** start **
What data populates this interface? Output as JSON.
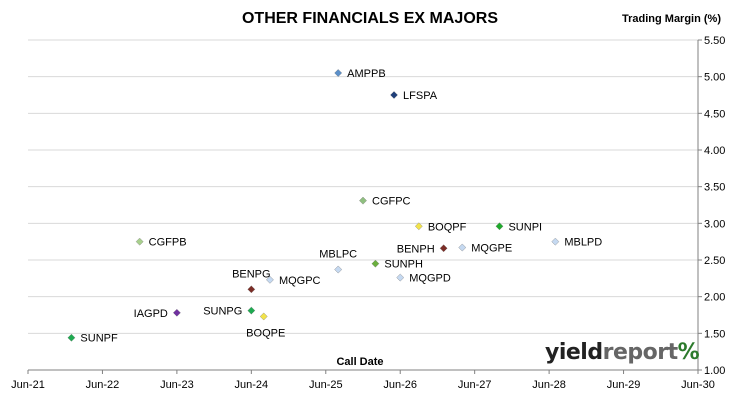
{
  "chart_data": {
    "type": "scatter",
    "title": "OTHER FINANCIALS EX MAJORS",
    "ylabel": "Trading Margin (%)",
    "xlabel": "Call Date",
    "x_ticks": [
      "Jun-21",
      "Jun-22",
      "Jun-23",
      "Jun-24",
      "Jun-25",
      "Jun-26",
      "Jun-27",
      "Jun-28",
      "Jun-29",
      "Jun-30"
    ],
    "xlim": [
      "Jun-21",
      "Jun-30"
    ],
    "ylim": [
      1.0,
      5.5
    ],
    "y_ticks": [
      "1.00",
      "1.50",
      "2.00",
      "2.50",
      "3.00",
      "3.50",
      "4.00",
      "4.50",
      "5.00",
      "5.50"
    ],
    "y_axis_position": "right",
    "grid": true,
    "legend": "none",
    "points": [
      {
        "label": "AMPPB",
        "x": "2025-08",
        "y": 5.05,
        "color": "#5b8fc9",
        "label_side": "right"
      },
      {
        "label": "LFSPA",
        "x": "2026-05",
        "y": 4.75,
        "color": "#1f3f7a",
        "label_side": "right"
      },
      {
        "label": "CGFPC",
        "x": "2025-12",
        "y": 3.31,
        "color": "#8fbf7f",
        "label_side": "right"
      },
      {
        "label": "BOQPF",
        "x": "2026-09",
        "y": 2.96,
        "color": "#f2e34a",
        "label_side": "right"
      },
      {
        "label": "SUNPI",
        "x": "2027-10",
        "y": 2.96,
        "color": "#1daa2a",
        "label_side": "right"
      },
      {
        "label": "CGFPB",
        "x": "2022-12",
        "y": 2.75,
        "color": "#a8d08d",
        "label_side": "right"
      },
      {
        "label": "MBLPD",
        "x": "2028-07",
        "y": 2.75,
        "color": "#c5d9f1",
        "label_side": "right"
      },
      {
        "label": "MQGPE",
        "x": "2027-04",
        "y": 2.67,
        "color": "#c5d9f1",
        "label_side": "right"
      },
      {
        "label": "BENPH",
        "x": "2027-01",
        "y": 2.66,
        "color": "#7b2d26",
        "label_side": "left"
      },
      {
        "label": "MBLPC",
        "x": "2025-08",
        "y": 2.37,
        "color": "#c5d9f1",
        "label_side": "above"
      },
      {
        "label": "SUNPH",
        "x": "2026-02",
        "y": 2.45,
        "color": "#6aaf3d",
        "label_side": "right"
      },
      {
        "label": "MQGPD",
        "x": "2026-06",
        "y": 2.26,
        "color": "#c5d9f1",
        "label_side": "right"
      },
      {
        "label": "MQGPC",
        "x": "2024-09",
        "y": 2.23,
        "color": "#c5d9f1",
        "label_side": "right"
      },
      {
        "label": "BENPG",
        "x": "2024-06",
        "y": 2.1,
        "color": "#7b2d26",
        "label_side": "above"
      },
      {
        "label": "IAGPD",
        "x": "2023-06",
        "y": 1.78,
        "color": "#7030a0",
        "label_side": "left"
      },
      {
        "label": "SUNPG",
        "x": "2024-06",
        "y": 1.81,
        "color": "#1daa50",
        "label_side": "left"
      },
      {
        "label": "BOQPE",
        "x": "2024-08",
        "y": 1.73,
        "color": "#f2e34a",
        "label_side": "below"
      },
      {
        "label": "SUNPF",
        "x": "2022-01",
        "y": 1.44,
        "color": "#1daa50",
        "label_side": "right"
      }
    ]
  },
  "logo": {
    "yield": "yield",
    "report": "report",
    "pct": "%"
  }
}
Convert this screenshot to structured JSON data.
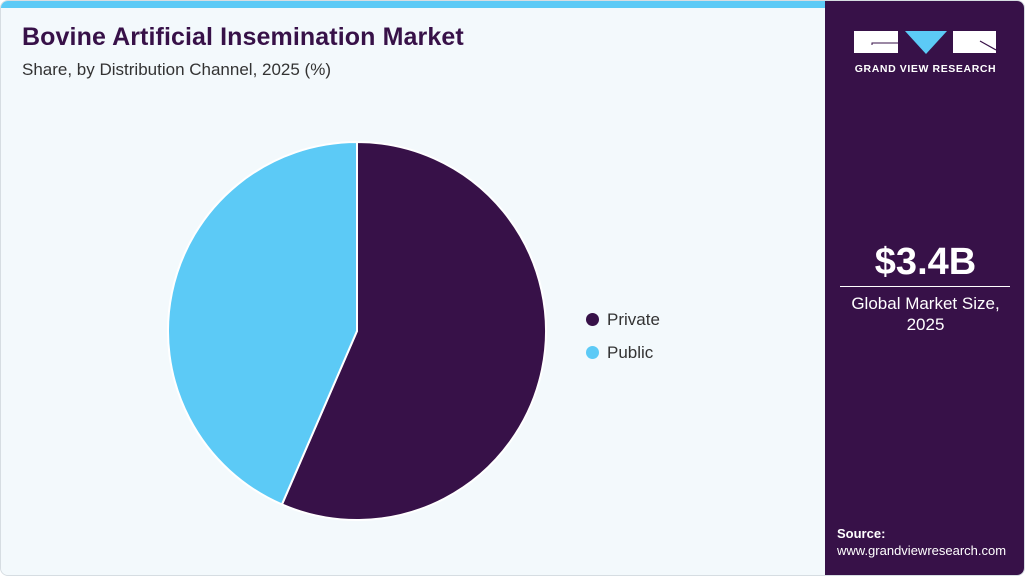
{
  "header": {
    "title": "Bovine Artificial Insemination Market",
    "subtitle": "Share, by Distribution Channel, 2025 (%)"
  },
  "colors": {
    "accent": "#5ccaf6",
    "brand_dark": "#371148",
    "background": "#f3f9fc"
  },
  "legend": [
    {
      "label": "Private",
      "color": "#371148"
    },
    {
      "label": "Public",
      "color": "#5ccaf6"
    }
  ],
  "sidebar": {
    "logo_text": "GRAND VIEW RESEARCH",
    "market_value": "$3.4B",
    "market_label_line1": "Global Market Size,",
    "market_label_line2": "2025",
    "source_label": "Source:",
    "source_url": "www.grandviewresearch.com"
  },
  "chart_data": {
    "type": "pie",
    "title": "Bovine Artificial Insemination Market",
    "subtitle": "Share, by Distribution Channel, 2025 (%)",
    "categories": [
      "Private",
      "Public"
    ],
    "values": [
      56.5,
      43.5
    ],
    "colors": [
      "#371148",
      "#5ccaf6"
    ],
    "start_angle": "12 o'clock, clockwise",
    "legend_position": "right",
    "data_labels": false
  }
}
** end **
== WRITTEN REQUEST ==
Pull out all lines containing "Channel".

== TASK OUTPUT ==
    "subtitle": "Share, by Distribution Channel, 2025 (%)"
    "subtitle": "Share, by Distribution Channel, 2025 (%)",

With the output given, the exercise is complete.